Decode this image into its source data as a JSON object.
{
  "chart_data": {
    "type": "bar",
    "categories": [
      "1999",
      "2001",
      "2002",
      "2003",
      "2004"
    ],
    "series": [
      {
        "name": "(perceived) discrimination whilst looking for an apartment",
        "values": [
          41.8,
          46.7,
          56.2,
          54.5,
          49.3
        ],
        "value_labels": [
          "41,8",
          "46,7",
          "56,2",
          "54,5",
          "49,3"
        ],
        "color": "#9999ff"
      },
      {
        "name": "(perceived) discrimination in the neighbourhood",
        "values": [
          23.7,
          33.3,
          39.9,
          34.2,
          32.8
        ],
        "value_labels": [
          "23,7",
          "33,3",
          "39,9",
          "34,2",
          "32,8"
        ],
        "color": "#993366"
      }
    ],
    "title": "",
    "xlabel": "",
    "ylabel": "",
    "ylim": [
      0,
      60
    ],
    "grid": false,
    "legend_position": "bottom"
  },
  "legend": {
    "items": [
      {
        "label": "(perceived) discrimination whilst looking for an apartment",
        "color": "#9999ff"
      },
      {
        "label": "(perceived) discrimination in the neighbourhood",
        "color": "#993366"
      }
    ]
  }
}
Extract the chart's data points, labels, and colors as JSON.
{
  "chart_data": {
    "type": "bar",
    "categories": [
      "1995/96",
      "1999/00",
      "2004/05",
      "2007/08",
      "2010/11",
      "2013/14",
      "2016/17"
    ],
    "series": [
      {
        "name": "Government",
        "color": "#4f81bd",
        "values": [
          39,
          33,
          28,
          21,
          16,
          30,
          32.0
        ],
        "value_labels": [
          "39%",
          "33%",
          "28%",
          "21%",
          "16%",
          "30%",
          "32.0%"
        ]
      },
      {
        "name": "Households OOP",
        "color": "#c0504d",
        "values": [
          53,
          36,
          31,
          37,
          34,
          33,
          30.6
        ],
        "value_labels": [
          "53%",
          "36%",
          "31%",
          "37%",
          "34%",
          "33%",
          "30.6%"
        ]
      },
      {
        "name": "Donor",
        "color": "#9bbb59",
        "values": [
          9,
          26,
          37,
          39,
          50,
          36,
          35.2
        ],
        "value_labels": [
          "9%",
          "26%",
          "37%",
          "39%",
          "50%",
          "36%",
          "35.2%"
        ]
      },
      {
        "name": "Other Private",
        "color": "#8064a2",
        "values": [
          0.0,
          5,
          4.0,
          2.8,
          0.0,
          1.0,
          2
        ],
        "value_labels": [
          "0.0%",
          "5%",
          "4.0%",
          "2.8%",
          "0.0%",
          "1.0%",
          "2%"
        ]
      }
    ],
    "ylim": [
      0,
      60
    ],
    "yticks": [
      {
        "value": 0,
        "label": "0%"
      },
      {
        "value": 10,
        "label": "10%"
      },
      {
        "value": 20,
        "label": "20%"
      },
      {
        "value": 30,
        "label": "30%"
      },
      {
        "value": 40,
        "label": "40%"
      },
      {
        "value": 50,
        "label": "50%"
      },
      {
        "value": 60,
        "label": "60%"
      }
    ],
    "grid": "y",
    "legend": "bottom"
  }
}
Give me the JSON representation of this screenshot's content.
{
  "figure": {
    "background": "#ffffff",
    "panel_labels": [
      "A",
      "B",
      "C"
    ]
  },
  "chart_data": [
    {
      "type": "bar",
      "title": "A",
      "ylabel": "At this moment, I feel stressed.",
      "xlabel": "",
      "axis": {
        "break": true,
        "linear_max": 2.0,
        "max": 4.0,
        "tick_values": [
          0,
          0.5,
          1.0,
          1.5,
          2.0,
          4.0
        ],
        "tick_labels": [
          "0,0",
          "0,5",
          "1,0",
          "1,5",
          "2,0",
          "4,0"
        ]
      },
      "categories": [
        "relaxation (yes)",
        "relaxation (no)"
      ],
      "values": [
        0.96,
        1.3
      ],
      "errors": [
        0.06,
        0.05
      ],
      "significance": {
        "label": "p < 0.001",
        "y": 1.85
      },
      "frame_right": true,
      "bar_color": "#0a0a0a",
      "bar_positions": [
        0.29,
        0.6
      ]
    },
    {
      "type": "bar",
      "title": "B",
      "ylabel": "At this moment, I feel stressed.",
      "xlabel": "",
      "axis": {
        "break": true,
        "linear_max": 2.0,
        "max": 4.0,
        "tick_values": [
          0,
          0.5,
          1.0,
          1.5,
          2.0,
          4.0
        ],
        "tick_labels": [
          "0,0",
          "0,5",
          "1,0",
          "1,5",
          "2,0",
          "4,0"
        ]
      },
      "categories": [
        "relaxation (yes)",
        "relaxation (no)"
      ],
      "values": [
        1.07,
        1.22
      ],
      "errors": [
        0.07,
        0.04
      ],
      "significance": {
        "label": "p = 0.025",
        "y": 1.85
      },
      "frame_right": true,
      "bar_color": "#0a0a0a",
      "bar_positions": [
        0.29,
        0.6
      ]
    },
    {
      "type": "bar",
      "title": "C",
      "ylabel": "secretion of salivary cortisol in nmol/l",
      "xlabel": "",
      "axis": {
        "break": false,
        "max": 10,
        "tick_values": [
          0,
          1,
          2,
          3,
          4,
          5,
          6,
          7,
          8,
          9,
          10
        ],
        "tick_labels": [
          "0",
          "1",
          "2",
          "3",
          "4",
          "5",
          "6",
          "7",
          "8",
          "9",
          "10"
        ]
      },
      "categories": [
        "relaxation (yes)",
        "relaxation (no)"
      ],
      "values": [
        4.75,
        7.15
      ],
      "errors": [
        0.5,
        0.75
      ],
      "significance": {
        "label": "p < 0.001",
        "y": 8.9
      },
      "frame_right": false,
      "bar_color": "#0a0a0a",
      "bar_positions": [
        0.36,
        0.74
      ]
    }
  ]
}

..........

→ Stated goal: Give an exact repetition of all the material.

→ Result of this task:
Decode this image into its source data as a JSON object.
{
  "chart_data": {
    "type": "bar",
    "categories": [
      "1999",
      "2001",
      "2002",
      "2003",
      "2004"
    ],
    "series": [
      {
        "name": "(perceived) discrimination whilst looking for an apartment",
        "values": [
          41.8,
          46.7,
          56.2,
          54.5,
          49.3
        ],
        "value_labels": [
          "41,8",
          "46,7",
          "56,2",
          "54,5",
          "49,3"
        ],
        "color": "#9999ff"
      },
      {
        "name": "(perceived) discrimination in the neighbourhood",
        "values": [
          23.7,
          33.3,
          39.9,
          34.2,
          32.8
        ],
        "value_labels": [
          "23,7",
          "33,3",
          "39,9",
          "34,2",
          "32,8"
        ],
        "color": "#993366"
      }
    ],
    "title": "",
    "xlabel": "",
    "ylabel": "",
    "ylim": [
      0,
      60
    ],
    "grid": false,
    "legend_position": "bottom"
  },
  "legend": {
    "items": [
      {
        "label": "(perceived) discrimination whilst looking for an apartment",
        "color": "#9999ff"
      },
      {
        "label": "(perceived) discrimination in the neighbourhood",
        "color": "#993366"
      }
    ]
  }
}
Extract the chart's data points, labels, and colors as JSON.
{
  "chart_data": {
    "type": "bar",
    "categories": [
      "1995/96",
      "1999/00",
      "2004/05",
      "2007/08",
      "2010/11",
      "2013/14",
      "2016/17"
    ],
    "series": [
      {
        "name": "Government",
        "color": "#4f81bd",
        "values": [
          39,
          33,
          28,
          21,
          16,
          30,
          32.0
        ],
        "value_labels": [
          "39%",
          "33%",
          "28%",
          "21%",
          "16%",
          "30%",
          "32.0%"
        ]
      },
      {
        "name": "Households OOP",
        "color": "#c0504d",
        "values": [
          53,
          36,
          31,
          37,
          34,
          33,
          30.6
        ],
        "value_labels": [
          "53%",
          "36%",
          "31%",
          "37%",
          "34%",
          "33%",
          "30.6%"
        ]
      },
      {
        "name": "Donor",
        "color": "#9bbb59",
        "values": [
          9,
          26,
          37,
          39,
          50,
          36,
          35.2
        ],
        "value_labels": [
          "9%",
          "26%",
          "37%",
          "39%",
          "50%",
          "36%",
          "35.2%"
        ]
      },
      {
        "name": "Other Private",
        "color": "#8064a2",
        "values": [
          0.0,
          5,
          4.0,
          2.8,
          0.0,
          1.0,
          2
        ],
        "value_labels": [
          "0.0%",
          "5%",
          "4.0%",
          "2.8%",
          "0.0%",
          "1.0%",
          "2%"
        ]
      }
    ],
    "ylim": [
      0,
      60
    ],
    "yticks": [
      {
        "value": 0,
        "label": "0%"
      },
      {
        "value": 10,
        "label": "10%"
      },
      {
        "value": 20,
        "label": "20%"
      },
      {
        "value": 30,
        "label": "30%"
      },
      {
        "value": 40,
        "label": "40%"
      },
      {
        "value": 50,
        "label": "50%"
      },
      {
        "value": 60,
        "label": "60%"
      }
    ],
    "grid": "y",
    "legend": "bottom"
  }
}
Give me the JSON representation of this screenshot's content.
{
  "figure": {
    "background": "#ffffff",
    "panel_labels": [
      "A",
      "B",
      "C"
    ]
  },
  "chart_data": [
    {
      "type": "bar",
      "title": "A",
      "ylabel": "At this moment, I feel stressed.",
      "xlabel": "",
      "axis": {
        "break": true,
        "linear_max": 2.0,
        "max": 4.0,
        "tick_values": [
          0,
          0.5,
          1.0,
          1.5,
          2.0,
          4.0
        ],
        "tick_labels": [
          "0,0",
          "0,5",
          "1,0",
          "1,5",
          "2,0",
          "4,0"
        ]
      },
      "categories": [
        "relaxation (yes)",
        "relaxation (no)"
      ],
      "values": [
        0.96,
        1.3
      ],
      "errors": [
        0.06,
        0.05
      ],
      "significance": {
        "label": "p < 0.001",
        "y": 1.85
      },
      "frame_right": true,
      "bar_color": "#0a0a0a",
      "bar_positions": [
        0.29,
        0.6
      ]
    },
    {
      "type": "bar",
      "title": "B",
      "ylabel": "At this moment, I feel stressed.",
      "xlabel": "",
      "axis": {
        "break": true,
        "linear_max": 2.0,
        "max": 4.0,
        "tick_values": [
          0,
          0.5,
          1.0,
          1.5,
          2.0,
          4.0
        ],
        "tick_labels": [
          "0,0",
          "0,5",
          "1,0",
          "1,5",
          "2,0",
          "4,0"
        ]
      },
      "categories": [
        "relaxation (yes)",
        "relaxation (no)"
      ],
      "values": [
        1.07,
        1.22
      ],
      "errors": [
        0.07,
        0.04
      ],
      "significance": {
        "label": "p = 0.025",
        "y": 1.85
      },
      "frame_right": true,
      "bar_color": "#0a0a0a",
      "bar_positions": [
        0.29,
        0.6
      ]
    },
    {
      "type": "bar",
      "title": "C",
      "ylabel": "secretion of salivary cortisol in nmol/l",
      "xlabel": "",
      "axis": {
        "break": false,
        "max": 10,
        "tick_values": [
          0,
          1,
          2,
          3,
          4,
          5,
          6,
          7,
          8,
          9,
          10
        ],
        "tick_labels": [
          "0",
          "1",
          "2",
          "3",
          "4",
          "5",
          "6",
          "7",
          "8",
          "9",
          "10"
        ]
      },
      "categories": [
        "relaxation (yes)",
        "relaxation (no)"
      ],
      "values": [
        4.75,
        7.15
      ],
      "errors": [
        0.5,
        0.75
      ],
      "significance": {
        "label": "p < 0.001",
        "y": 8.9
      },
      "frame_right": false,
      "bar_color": "#0a0a0a",
      "bar_positions": [
        0.36,
        0.74
      ]
    }
  ]
}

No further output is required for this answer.